Sunday, November 27, 2011

A 5-item score predicted risk for warfarin-associated major hemorrhage in patients with atrial fibrillation

ACPJC. 15 November 2011.
5-item ATRIA score (score range 0 to 10):
1. Anemia (3 points)
2. hyperTension (1 point)
3. severe Renal disease: GFR <30 ml/min or dialysis-dependent (3 points)
4. history of Incidental bleed, ie past hemorrhage (1 point)
5. Age ≥ 75 years (2 points)

ATRIA risk categories (annual risk):
1. low risk for hemorrhage, score ≤ 3 (0.8%)
2. intermediate risk, score = 4 (2.6%)
3. high risk, score ≥ 5 (5.8%)

Abstract

OBJECTIVES:

The purpose of this study was to develop a risk stratification score to predict warfarin-associated hemorrhage.

BACKGROUND:

Optimal decision making regarding warfarin use for atrial fibrillation requires estimation of hemorrhage risk.

METHODS:

We followed up 9,186 patients with atrial fibrillation contributing 32,888 person-years of follow-up on warfarin, obtaining data from clinical databases and validating hemorrhage events using medical record review. We used Cox regression models to develop a hemorrhage risk stratification score, selecting candidate variables using bootstrapping approaches. The final model was internally validated by split-sample testing and compared with 6 published hemorrhage risk schemes.

RESULTS:

We observed 461 first major hemorrhages during follow-up (1.4% annually). Five independent variables were included in the final model and weighted by regression coefficients: anemia (3 points), severe renal disease (e.g., glomerular filtration rate <30 ml/min or dialysis-dependent, 3 points), age ≥75 years (2 points), prior bleeding (1 point), and hypertension (1 point). Major hemorrhage rates ranged from 0.4% (0 points) to 17.3% per year (10 points). Collapsed into a 3-category risk score, major hemorrhage rates were 0.8% for low risk (0 to 3 points), 2.6% for intermediate risk (4 points), and 5.8% for high risk (5 to 10 points). The c-index for the continuous risk score was 0.74 and 0.69 for the 3-category score, higher than in the other risk schemes. There was net reclassification improvement versus all 6 comparators (from 27% to 56%).

CONCLUSIONS:

A simple 5-variable risk score was effective in quantifying the risk of warfarin-associated hemorrhage in a large community-based cohort of patients with atrial fibrillation.

◆ Source material:
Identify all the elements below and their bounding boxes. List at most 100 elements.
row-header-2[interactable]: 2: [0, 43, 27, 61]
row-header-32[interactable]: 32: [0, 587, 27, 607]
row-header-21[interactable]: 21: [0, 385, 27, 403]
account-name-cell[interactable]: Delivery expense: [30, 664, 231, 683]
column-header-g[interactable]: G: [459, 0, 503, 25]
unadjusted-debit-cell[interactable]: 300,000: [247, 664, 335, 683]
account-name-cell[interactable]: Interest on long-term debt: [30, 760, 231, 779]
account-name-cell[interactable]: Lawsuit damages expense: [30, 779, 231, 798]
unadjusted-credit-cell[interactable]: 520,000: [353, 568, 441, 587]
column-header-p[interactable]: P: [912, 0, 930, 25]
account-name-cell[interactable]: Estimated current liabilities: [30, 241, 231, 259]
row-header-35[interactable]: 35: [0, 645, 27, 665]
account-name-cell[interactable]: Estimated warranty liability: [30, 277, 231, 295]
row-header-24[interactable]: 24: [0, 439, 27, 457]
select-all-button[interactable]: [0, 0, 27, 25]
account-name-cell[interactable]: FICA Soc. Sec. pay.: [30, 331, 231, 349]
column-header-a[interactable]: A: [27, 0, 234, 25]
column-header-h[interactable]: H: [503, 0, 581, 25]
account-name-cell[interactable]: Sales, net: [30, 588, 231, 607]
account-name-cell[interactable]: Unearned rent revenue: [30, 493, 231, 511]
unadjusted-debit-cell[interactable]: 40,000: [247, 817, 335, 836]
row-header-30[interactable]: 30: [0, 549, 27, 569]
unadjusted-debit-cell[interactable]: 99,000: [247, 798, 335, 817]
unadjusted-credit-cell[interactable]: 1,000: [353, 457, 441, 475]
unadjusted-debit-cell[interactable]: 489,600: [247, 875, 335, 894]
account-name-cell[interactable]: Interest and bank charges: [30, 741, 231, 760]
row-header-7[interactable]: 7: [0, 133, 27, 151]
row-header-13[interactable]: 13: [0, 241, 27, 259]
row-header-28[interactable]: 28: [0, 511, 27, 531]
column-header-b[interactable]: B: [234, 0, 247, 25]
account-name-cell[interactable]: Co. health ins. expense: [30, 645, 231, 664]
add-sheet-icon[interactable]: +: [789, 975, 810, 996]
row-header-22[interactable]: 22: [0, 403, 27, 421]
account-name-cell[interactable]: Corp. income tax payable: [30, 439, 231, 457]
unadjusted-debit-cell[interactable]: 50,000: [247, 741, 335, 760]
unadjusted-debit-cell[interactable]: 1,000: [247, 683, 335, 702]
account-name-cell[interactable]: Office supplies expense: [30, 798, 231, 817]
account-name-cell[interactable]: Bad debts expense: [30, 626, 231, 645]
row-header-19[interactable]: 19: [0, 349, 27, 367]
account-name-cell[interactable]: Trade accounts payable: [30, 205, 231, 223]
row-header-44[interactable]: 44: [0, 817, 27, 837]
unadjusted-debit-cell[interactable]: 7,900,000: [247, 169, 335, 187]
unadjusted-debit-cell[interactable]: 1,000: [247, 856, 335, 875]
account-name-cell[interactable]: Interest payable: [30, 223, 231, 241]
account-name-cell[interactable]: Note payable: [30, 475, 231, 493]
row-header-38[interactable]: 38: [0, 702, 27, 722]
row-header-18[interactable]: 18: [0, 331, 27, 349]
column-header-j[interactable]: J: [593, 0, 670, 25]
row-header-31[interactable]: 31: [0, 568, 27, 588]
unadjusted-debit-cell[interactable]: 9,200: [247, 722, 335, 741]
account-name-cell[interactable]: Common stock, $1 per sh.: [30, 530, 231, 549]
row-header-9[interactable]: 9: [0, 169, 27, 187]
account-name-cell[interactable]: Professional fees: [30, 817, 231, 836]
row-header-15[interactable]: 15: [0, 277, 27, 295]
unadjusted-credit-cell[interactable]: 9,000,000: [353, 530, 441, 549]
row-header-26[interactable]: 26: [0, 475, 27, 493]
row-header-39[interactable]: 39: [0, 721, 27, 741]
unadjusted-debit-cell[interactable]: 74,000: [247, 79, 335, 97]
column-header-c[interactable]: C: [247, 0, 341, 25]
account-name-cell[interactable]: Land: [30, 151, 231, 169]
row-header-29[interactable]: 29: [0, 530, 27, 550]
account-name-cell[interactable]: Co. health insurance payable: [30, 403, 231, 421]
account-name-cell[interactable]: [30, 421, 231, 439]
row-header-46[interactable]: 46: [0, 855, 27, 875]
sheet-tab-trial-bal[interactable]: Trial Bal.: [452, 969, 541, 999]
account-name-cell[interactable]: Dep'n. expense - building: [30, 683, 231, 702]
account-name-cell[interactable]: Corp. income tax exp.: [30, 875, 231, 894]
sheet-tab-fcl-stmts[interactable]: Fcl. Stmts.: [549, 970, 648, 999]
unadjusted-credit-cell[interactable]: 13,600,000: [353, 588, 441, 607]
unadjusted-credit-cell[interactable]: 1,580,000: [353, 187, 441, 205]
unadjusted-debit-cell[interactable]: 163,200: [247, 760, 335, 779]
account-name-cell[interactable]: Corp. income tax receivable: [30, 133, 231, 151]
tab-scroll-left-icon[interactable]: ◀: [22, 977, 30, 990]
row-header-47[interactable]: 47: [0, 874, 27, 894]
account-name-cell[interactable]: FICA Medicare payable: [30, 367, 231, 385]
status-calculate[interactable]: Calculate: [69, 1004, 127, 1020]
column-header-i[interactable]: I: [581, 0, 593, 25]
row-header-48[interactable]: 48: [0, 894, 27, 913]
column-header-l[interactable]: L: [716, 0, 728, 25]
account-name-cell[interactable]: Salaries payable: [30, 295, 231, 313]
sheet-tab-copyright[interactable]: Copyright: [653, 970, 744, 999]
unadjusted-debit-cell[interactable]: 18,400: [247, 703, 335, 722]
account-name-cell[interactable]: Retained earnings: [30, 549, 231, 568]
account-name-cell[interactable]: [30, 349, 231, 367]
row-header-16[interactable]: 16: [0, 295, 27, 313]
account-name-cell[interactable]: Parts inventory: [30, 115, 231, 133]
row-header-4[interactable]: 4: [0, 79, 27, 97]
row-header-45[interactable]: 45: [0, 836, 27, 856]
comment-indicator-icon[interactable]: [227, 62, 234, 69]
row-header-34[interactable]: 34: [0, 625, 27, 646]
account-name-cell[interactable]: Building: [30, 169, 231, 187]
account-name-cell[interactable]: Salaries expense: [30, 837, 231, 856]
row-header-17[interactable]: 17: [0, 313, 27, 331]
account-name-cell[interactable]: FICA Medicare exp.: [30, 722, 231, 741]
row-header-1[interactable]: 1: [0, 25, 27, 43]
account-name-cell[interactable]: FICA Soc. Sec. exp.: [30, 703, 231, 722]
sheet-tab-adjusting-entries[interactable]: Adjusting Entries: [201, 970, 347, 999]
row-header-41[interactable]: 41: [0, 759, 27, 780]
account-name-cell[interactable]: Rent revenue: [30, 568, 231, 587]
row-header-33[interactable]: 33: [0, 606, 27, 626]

◆ Problem requirements: In the text on the ATRIA hemorrhage risk score, how many patients with atrial fibrillation were followed up?

◆ Response for this exercise: 9,186 patients